実行プランの推定サブツリーコストを比較すると、この方法は約5倍高速になります。
私も試してみました。あまりきれいではありませんが、パフォーマンスは向上しているようです。
USE Tempdb
go
SET STATISTICS IO ON;
SET STATISTICS TIME OFF;
SET NOCOUNT ON;
--------
-- assuming the original table looks something like this
-- and you cannot control it's indexes
-- (only widened the data types a bit for the extra sample rows)
--------
CREATE TABLE dbo.Account
(
Acctid VARCHAR(10) NOT NULL ,
Name VARCHAR(100) NULL ,
ParentId VARCHAR(10) NULL ,
CustomerCount INT NULL
);
--------
-- inserting the same records as in your sample
--------
INSERT Account
SELECT 'A' ,
'Best Bet' ,
NULL ,
21
UNION ALL
SELECT 'B' ,
'eStore' ,
'A' ,
30
UNION ALL
SELECT 'C' ,
'Big Bens' ,
'B' ,
75
UNION ALL
SELECT 'D' ,
'Mr. Jimbo' ,
'B' ,
50
UNION ALL
SELECT 'E' ,
'Dr. John' ,
'C' ,
100
UNION ALL
SELECT 'F' ,
'Brick' ,
'A' ,
222
UNION ALL
SELECT 'G' ,
'Mortar' ,
'C' ,
153;
--------
-- now lets up the ante a bit and add some extra rows with random parents
-- to these 7 items, it is hard to measure differences with so few rows
--------
DECLARE @numberOfRows INT = 25000
DECLARE @from INT = 1
DECLARE @to INT = 7
DECLARE @T1 TABLE ( n INT );
WITH cte ( n )

——————

• 課題:
**a)** 次の (i)〜(iii) がそれぞれ本文の内容と一致するかを判定せよ。各判定は「はい」か「いいえ」で答え、根拠となる本文の語句をそのまま引用すること。(i) 実行プランの推定サブツリーコストで比べると、この方法は約5倍高速になる。(ii) dbo.Account テーブルの Name 列は NOT NULL として定義されている。(iii) @numberOfRows は 25000 という値で宣言されている。
**b)** リストの先頭から「profile-segment (639, 187, 656, 335)」を含む行までの範囲で、「segment-length-label」をすべて「segment-distance-label」に差し替えよ。ほかは変えずに、その範囲の行だけを書き出すこと。

• データセットに含まれるレコード:
——————

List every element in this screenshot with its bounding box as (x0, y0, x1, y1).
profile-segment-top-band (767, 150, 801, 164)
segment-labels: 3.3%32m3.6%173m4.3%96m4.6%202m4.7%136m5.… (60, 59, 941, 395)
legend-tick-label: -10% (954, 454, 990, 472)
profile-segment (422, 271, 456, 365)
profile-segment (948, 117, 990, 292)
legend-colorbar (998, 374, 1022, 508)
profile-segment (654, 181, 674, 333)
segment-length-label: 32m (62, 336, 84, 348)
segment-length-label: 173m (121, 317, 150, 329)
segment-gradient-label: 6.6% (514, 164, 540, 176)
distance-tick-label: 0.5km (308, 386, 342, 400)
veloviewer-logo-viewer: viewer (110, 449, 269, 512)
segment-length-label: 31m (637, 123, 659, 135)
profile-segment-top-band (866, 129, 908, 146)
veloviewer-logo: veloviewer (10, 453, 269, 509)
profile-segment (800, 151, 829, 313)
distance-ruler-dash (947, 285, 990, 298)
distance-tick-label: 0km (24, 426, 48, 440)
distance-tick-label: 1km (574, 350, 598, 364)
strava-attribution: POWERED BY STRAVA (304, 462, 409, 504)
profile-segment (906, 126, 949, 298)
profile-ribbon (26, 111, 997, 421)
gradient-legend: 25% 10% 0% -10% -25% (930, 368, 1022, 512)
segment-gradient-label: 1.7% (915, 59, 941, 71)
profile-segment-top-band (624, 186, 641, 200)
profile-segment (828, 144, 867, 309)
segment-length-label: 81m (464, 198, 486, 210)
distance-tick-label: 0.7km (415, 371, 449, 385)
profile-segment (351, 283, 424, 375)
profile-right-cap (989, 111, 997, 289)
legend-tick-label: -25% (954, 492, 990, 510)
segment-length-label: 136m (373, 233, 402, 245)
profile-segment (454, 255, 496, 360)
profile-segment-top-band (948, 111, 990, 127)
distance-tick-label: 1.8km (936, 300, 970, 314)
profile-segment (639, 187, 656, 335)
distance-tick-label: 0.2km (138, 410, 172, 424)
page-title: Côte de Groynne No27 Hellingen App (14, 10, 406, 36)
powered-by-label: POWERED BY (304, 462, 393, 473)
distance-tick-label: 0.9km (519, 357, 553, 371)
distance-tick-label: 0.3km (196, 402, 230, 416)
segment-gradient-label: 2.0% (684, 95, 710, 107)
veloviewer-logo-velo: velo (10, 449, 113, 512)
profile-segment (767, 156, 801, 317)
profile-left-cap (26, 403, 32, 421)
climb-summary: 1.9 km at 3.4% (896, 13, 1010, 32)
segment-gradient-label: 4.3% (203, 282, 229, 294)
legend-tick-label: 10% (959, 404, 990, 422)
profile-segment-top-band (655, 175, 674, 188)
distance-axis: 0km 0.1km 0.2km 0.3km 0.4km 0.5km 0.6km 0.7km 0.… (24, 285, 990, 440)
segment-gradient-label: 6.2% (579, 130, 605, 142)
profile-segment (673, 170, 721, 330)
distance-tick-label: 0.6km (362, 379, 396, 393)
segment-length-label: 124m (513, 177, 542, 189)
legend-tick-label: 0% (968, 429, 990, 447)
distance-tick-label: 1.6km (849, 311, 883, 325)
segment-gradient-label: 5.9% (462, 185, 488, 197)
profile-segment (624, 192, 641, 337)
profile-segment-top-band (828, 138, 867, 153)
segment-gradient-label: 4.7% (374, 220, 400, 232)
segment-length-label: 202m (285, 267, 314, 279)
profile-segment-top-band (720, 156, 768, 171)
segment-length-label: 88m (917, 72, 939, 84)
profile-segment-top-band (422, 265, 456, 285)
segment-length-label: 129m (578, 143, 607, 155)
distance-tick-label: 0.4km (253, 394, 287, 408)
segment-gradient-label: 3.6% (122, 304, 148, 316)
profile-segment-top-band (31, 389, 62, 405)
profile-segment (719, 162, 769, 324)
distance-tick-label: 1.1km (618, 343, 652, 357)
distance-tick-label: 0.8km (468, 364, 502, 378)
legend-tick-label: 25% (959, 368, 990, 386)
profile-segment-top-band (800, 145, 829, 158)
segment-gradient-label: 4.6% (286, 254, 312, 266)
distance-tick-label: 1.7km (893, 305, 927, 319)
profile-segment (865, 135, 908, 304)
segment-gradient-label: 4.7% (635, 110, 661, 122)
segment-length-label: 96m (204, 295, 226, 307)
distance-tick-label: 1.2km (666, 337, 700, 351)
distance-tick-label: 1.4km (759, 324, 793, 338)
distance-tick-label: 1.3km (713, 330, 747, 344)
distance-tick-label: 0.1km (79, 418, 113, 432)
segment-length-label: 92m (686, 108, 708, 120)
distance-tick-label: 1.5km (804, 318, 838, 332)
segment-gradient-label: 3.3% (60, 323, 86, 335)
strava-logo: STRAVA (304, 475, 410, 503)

——————

• 解答:
**a)**
(i) はい。「実行プランの推定サブツリーコストを比較すると、この方法は約5倍高速になります。」
(ii) いいえ。「Name VARCHAR(100) NULL ,」
(iii) はい。「DECLARE @numberOfRows INT = 25000」

**b)**
List every element in this screenshot with its bounding box as (x0, y0, x1, y1).
profile-segment-top-band (767, 150, 801, 164)
segment-labels: 3.3%32m3.6%173m4.3%96m4.6%202m4.7%136m5.… (60, 59, 941, 395)
legend-tick-label: -10% (954, 454, 990, 472)
profile-segment (422, 271, 456, 365)
profile-segment (948, 117, 990, 292)
legend-colorbar (998, 374, 1022, 508)
profile-segment (654, 181, 674, 333)
segment-distance-label: 32m (62, 336, 84, 348)
segment-distance-label: 173m (121, 317, 150, 329)
segment-gradient-label: 6.6% (514, 164, 540, 176)
distance-tick-label: 0.5km (308, 386, 342, 400)
veloviewer-logo-viewer: viewer (110, 449, 269, 512)
segment-distance-label: 31m (637, 123, 659, 135)
profile-segment-top-band (866, 129, 908, 146)
veloviewer-logo: veloviewer (10, 453, 269, 509)
profile-segment (800, 151, 829, 313)
distance-ruler-dash (947, 285, 990, 298)
distance-tick-label: 0km (24, 426, 48, 440)
distance-tick-label: 1km (574, 350, 598, 364)
strava-attribution: POWERED BY STRAVA (304, 462, 409, 504)
profile-segment (906, 126, 949, 298)
profile-ribbon (26, 111, 997, 421)
gradient-legend: 25% 10% 0% -10% -25% (930, 368, 1022, 512)
segment-gradient-label: 1.7% (915, 59, 941, 71)
profile-segment-top-band (624, 186, 641, 200)
profile-segment (828, 144, 867, 309)
segment-distance-label: 81m (464, 198, 486, 210)
distance-tick-label: 0.7km (415, 371, 449, 385)
profile-segment (351, 283, 424, 375)
profile-right-cap (989, 111, 997, 289)
legend-tick-label: -25% (954, 492, 990, 510)
segment-distance-label: 136m (373, 233, 402, 245)
profile-segment (454, 255, 496, 360)
profile-segment-top-band (948, 111, 990, 127)
distance-tick-label: 1.8km (936, 300, 970, 314)
profile-segment (639, 187, 656, 335)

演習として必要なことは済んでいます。